→ **GOAL**: Read the lines that follow and pick out every one containing the word "且向圆心移动".

··· SOURCE RECORDS ···

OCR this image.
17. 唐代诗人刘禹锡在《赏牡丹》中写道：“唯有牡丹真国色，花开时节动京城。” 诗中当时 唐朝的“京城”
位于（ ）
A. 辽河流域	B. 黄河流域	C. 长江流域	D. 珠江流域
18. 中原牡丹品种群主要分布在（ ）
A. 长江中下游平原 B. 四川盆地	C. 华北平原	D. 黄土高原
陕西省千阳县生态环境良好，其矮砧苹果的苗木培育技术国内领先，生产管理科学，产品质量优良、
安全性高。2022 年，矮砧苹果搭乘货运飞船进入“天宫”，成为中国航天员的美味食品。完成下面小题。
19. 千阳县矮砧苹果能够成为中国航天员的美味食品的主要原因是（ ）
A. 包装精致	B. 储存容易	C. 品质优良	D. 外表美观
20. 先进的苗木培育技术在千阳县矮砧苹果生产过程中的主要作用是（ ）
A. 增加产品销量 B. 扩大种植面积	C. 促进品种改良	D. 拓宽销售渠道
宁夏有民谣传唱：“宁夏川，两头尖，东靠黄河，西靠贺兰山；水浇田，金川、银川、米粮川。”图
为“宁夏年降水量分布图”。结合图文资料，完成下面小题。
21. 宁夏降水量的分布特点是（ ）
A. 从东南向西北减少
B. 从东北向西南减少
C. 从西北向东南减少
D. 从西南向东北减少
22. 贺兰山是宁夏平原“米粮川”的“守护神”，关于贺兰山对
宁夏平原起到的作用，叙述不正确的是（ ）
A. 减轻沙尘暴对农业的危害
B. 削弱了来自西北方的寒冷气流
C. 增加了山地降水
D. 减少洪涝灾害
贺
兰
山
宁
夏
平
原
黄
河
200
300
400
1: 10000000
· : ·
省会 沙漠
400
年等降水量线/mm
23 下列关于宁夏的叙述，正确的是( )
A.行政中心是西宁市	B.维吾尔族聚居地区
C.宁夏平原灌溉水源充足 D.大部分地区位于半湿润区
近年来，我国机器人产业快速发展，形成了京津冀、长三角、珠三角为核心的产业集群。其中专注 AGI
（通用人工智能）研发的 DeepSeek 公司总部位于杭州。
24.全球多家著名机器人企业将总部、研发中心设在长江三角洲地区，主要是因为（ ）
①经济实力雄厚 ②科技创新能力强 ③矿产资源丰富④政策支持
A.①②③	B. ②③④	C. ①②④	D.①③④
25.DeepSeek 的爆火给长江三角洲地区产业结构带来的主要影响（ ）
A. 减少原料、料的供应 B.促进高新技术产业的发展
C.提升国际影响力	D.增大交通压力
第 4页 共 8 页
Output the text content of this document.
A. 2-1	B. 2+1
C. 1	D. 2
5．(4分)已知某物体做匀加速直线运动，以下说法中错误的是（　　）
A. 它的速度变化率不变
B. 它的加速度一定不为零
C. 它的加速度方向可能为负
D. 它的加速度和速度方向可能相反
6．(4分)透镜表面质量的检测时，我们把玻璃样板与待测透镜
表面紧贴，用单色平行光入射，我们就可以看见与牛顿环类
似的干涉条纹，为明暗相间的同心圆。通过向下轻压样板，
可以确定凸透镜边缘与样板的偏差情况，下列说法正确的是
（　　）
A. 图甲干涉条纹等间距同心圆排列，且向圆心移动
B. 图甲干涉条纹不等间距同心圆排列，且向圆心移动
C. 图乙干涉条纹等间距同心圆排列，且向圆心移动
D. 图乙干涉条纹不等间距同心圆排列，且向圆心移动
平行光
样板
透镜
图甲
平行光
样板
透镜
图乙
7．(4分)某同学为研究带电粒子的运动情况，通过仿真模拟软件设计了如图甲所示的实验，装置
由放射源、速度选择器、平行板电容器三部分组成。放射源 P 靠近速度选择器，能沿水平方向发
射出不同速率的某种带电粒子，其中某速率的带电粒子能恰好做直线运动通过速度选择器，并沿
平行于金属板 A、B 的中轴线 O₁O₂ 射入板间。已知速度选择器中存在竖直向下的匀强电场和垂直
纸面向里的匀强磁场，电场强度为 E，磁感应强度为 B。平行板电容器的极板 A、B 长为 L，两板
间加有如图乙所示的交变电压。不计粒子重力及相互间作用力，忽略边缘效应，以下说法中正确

···

→ **SOLUTION BELOW**:
A. 图甲干涉条纹等间距同心圆排列，且向圆心移动
B. 图甲干涉条纹不等间距同心圆排列，且向圆心移动
C. 图乙干涉条纹等间距同心圆排列，且向圆心移动
D. 图乙干涉条纹不等间距同心圆排列，且向圆心移动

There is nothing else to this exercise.